### WHAT IS EXPECTED
Reproduce each line that includes the word "background".

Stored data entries
*-*-*

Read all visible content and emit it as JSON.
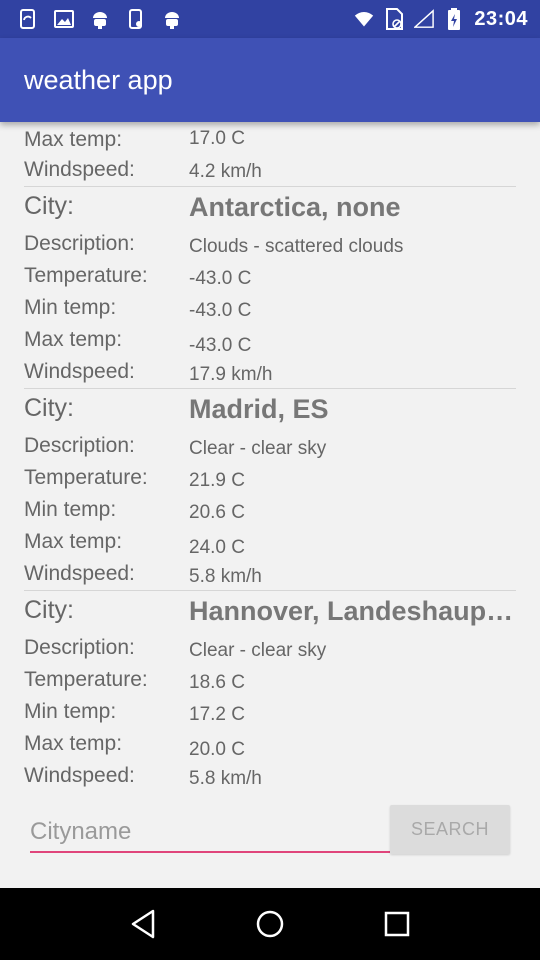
{
  "status_bar": {
    "time": "23:04",
    "left_icons": [
      "sync-icon",
      "image-icon",
      "android-icon",
      "phone-sync-icon",
      "android-icon"
    ],
    "right_icons": [
      "wifi-icon",
      "no-sim-icon",
      "signal-icon",
      "battery-icon"
    ]
  },
  "app_bar": {
    "title": "weather app"
  },
  "colors": {
    "status_bar": "#3142a2",
    "app_bar": "#3f51b5",
    "accent": "#e0457b",
    "background": "#f2f2f2"
  },
  "labels": {
    "city": "City:",
    "description": "Description:",
    "temperature": "Temperature:",
    "min_temp": "Min temp:",
    "max_temp": "Max temp:",
    "windspeed": "Windspeed:"
  },
  "partial_entry": {
    "max_temp": "17.0 C",
    "windspeed": "4.2 km/h"
  },
  "entries": [
    {
      "city": "Antarctica, none",
      "description": "Clouds - scattered clouds",
      "temperature": "-43.0 C",
      "min_temp": "-43.0 C",
      "max_temp": "-43.0 C",
      "windspeed": "17.9 km/h"
    },
    {
      "city": "Madrid, ES",
      "description": "Clear - clear sky",
      "temperature": "21.9 C",
      "min_temp": "20.6 C",
      "max_temp": "24.0 C",
      "windspeed": "5.8 km/h"
    },
    {
      "city": "Hannover, Landeshaup…",
      "description": "Clear - clear sky",
      "temperature": "18.6 C",
      "min_temp": "17.2 C",
      "max_temp": "20.0 C",
      "windspeed": "5.8 km/h"
    }
  ],
  "search": {
    "placeholder": "Cityname",
    "value": "",
    "button_label": "SEARCH"
  },
  "nav_bar": {
    "icons": [
      "back-icon",
      "home-icon",
      "recents-icon"
    ]
  }
}
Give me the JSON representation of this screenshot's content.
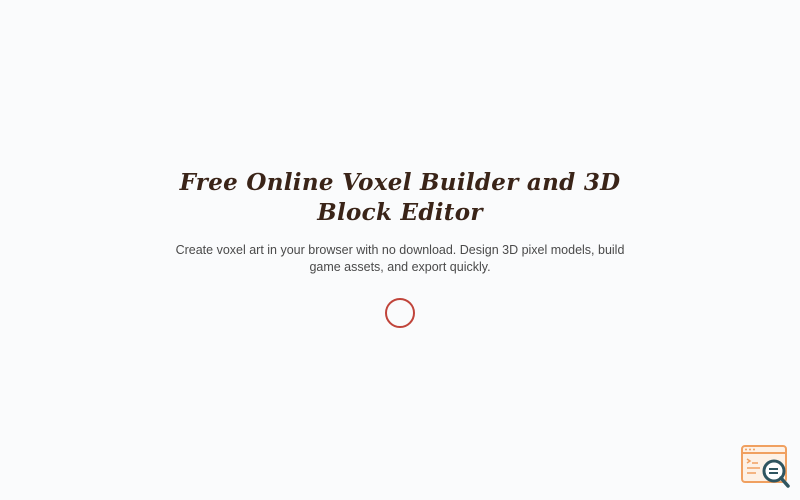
{
  "hero": {
    "title": "Free Online Voxel Builder and 3D Block Editor",
    "subtitle": "Create voxel art in your browser with no download. Design 3D pixel models, build game assets, and export quickly."
  },
  "loading": {
    "icon": "loading-spinner-icon",
    "color": "#c0443a"
  },
  "widget": {
    "icon": "browser-search-icon",
    "accent_color": "#f0a060",
    "lens_color": "#2f5560"
  }
}
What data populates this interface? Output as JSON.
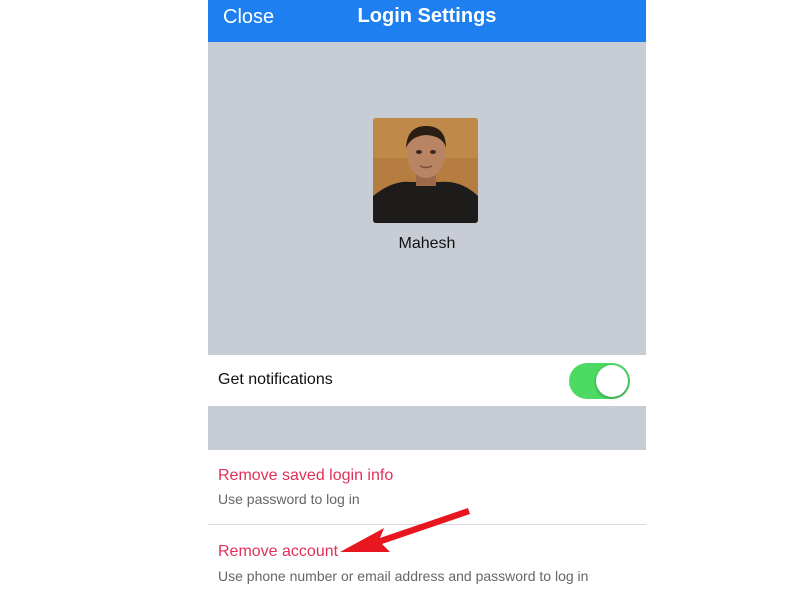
{
  "header": {
    "close_label": "Close",
    "title": "Login Settings",
    "color": "#1e80f0"
  },
  "profile": {
    "name": "Mahesh",
    "avatar_icon": "user-photo"
  },
  "notifications": {
    "label": "Get notifications",
    "enabled": true,
    "toggle_color": "#4cd964"
  },
  "options": [
    {
      "title": "Remove saved login info",
      "subtitle": "Use password to log in"
    },
    {
      "title": "Remove account",
      "subtitle": "Use phone number or email address and password to log in"
    }
  ],
  "colors": {
    "background": "#c8ccd5",
    "action_text": "#e0315a",
    "annotation_arrow": "#e8161f"
  }
}
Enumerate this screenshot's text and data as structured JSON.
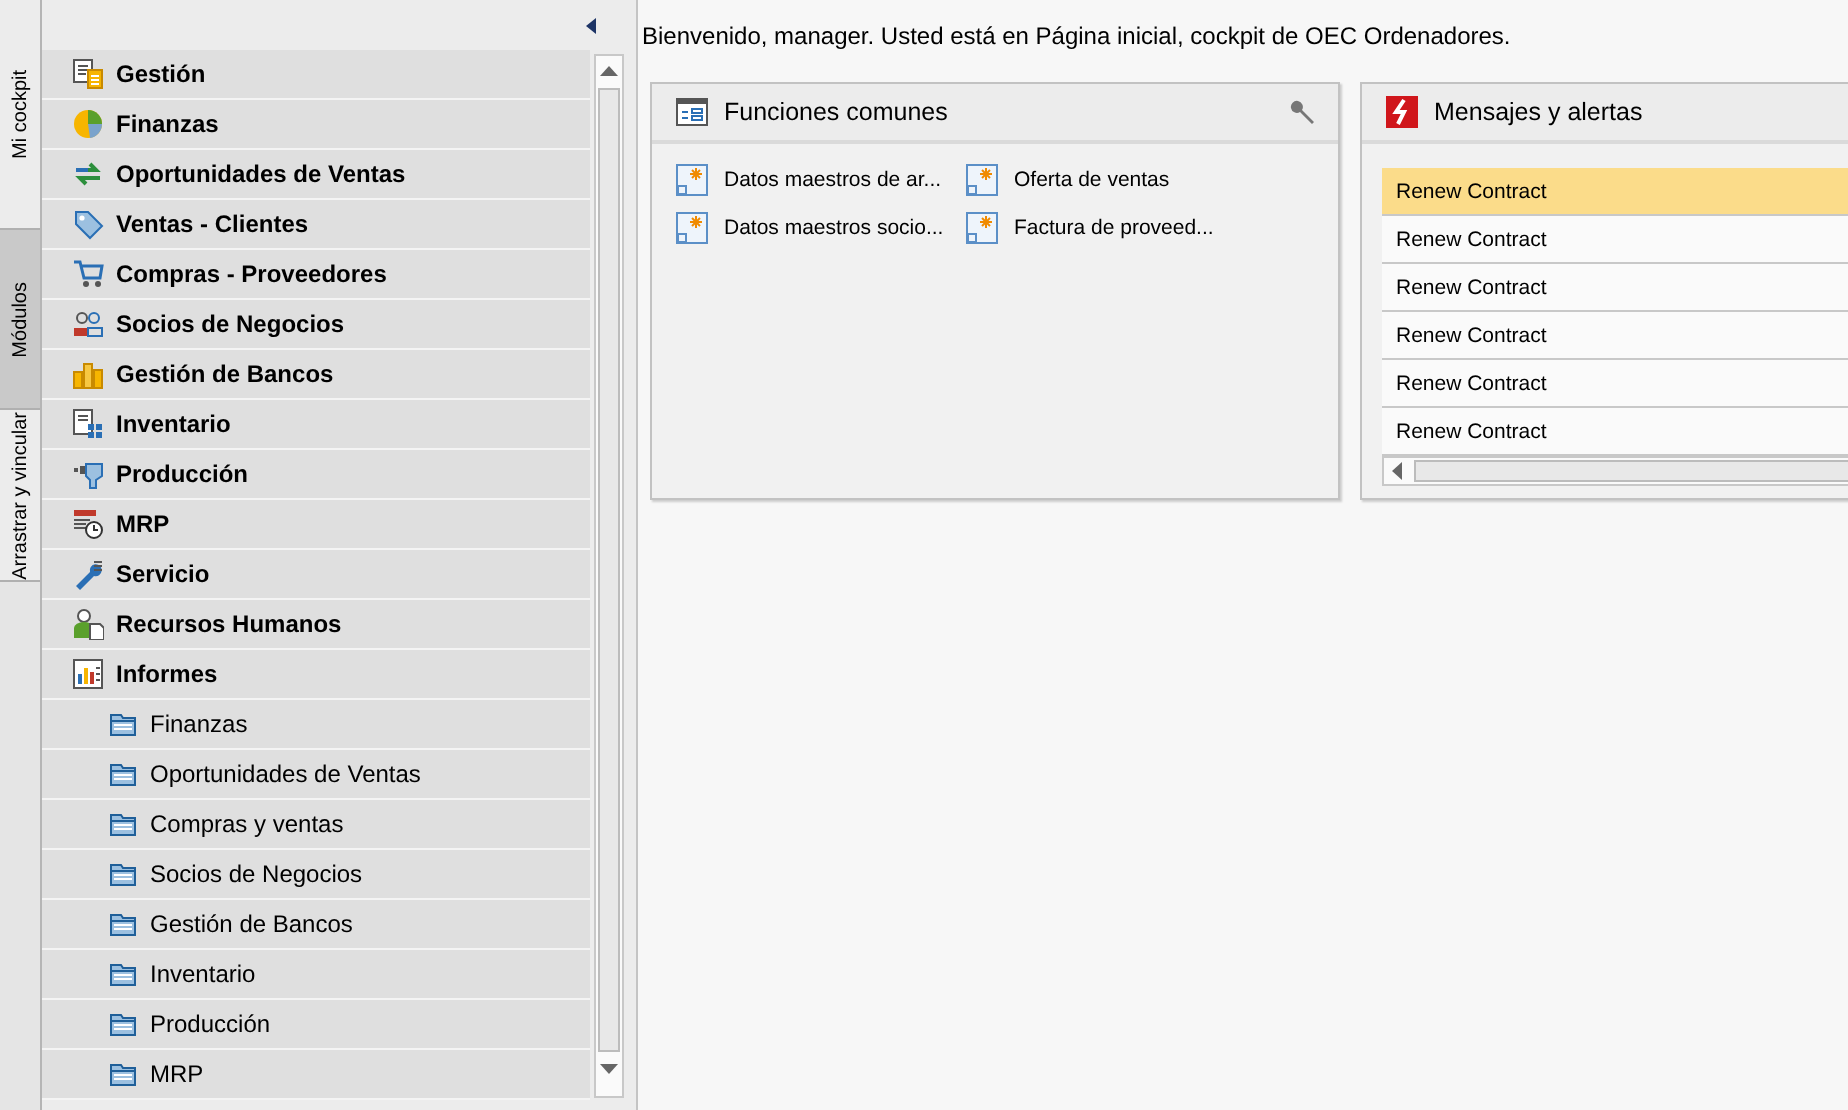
{
  "vertical_tabs": [
    {
      "label": "Mi cockpit",
      "selected": false
    },
    {
      "label": "Módulos",
      "selected": true
    },
    {
      "label": "Arrastrar y vincular",
      "selected": false
    }
  ],
  "modules": [
    {
      "label": "Gestión"
    },
    {
      "label": "Finanzas"
    },
    {
      "label": "Oportunidades de Ventas"
    },
    {
      "label": "Ventas - Clientes"
    },
    {
      "label": "Compras - Proveedores"
    },
    {
      "label": "Socios de Negocios"
    },
    {
      "label": "Gestión de Bancos"
    },
    {
      "label": "Inventario"
    },
    {
      "label": "Producción"
    },
    {
      "label": "MRP"
    },
    {
      "label": "Servicio"
    },
    {
      "label": "Recursos Humanos"
    },
    {
      "label": "Informes",
      "children": [
        {
          "label": "Finanzas"
        },
        {
          "label": "Oportunidades de Ventas"
        },
        {
          "label": "Compras y ventas"
        },
        {
          "label": "Socios de Negocios"
        },
        {
          "label": "Gestión de Bancos"
        },
        {
          "label": "Inventario"
        },
        {
          "label": "Producción"
        },
        {
          "label": "MRP"
        }
      ]
    }
  ],
  "welcome": "Bienvenido, manager. Usted está en Página inicial, cockpit de OEC Ordenadores.",
  "common_functions": {
    "title": "Funciones comunes",
    "items": [
      "Datos maestros de ar...",
      "Oferta de ventas",
      "Datos maestros socio...",
      "Factura de proveed..."
    ]
  },
  "alerts": {
    "title": "Mensajes y alertas",
    "rows": [
      {
        "label": "Renew Contract",
        "selected": true
      },
      {
        "label": "Renew Contract",
        "selected": false
      },
      {
        "label": "Renew Contract",
        "selected": false
      },
      {
        "label": "Renew Contract",
        "selected": false
      },
      {
        "label": "Renew Contract",
        "selected": false
      },
      {
        "label": "Renew Contract",
        "selected": false
      }
    ]
  }
}
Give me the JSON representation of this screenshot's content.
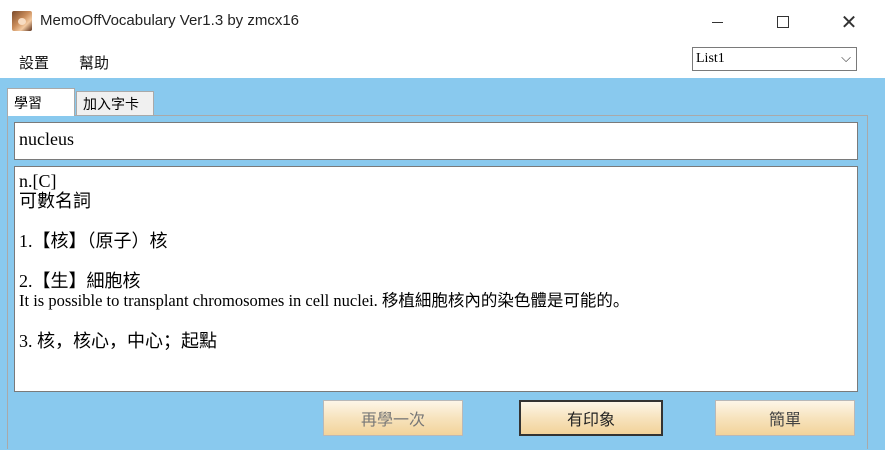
{
  "window": {
    "title": "MemoOffVocabulary Ver1.3 by zmcx16",
    "minimize_icon": "minimize-icon",
    "maximize_icon": "maximize-icon",
    "close_glyph": "✕"
  },
  "menu": {
    "settings": "設置",
    "help": "幫助"
  },
  "list_select": {
    "value": "List1",
    "chevron": "⌵"
  },
  "tabs": [
    {
      "label": "學習"
    },
    {
      "label": "加入字卡"
    }
  ],
  "word": "nucleus",
  "definition": {
    "lines": [
      "n.[C]",
      "可數名詞",
      "",
      "1.【核】（原子）核",
      "",
      "2.【生】細胞核",
      "It is possible to transplant chromosomes in cell nuclei. 移植細胞核內的染色體是可能的。",
      "",
      "3. 核，核心，中心；起點"
    ]
  },
  "buttons": {
    "again": "再學一次",
    "impression": "有印象",
    "easy": "簡單"
  }
}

*-*-*

### RESULT OF THIS TASK
    "background": "#f2f2f2"
    "background": "#c8ccd5",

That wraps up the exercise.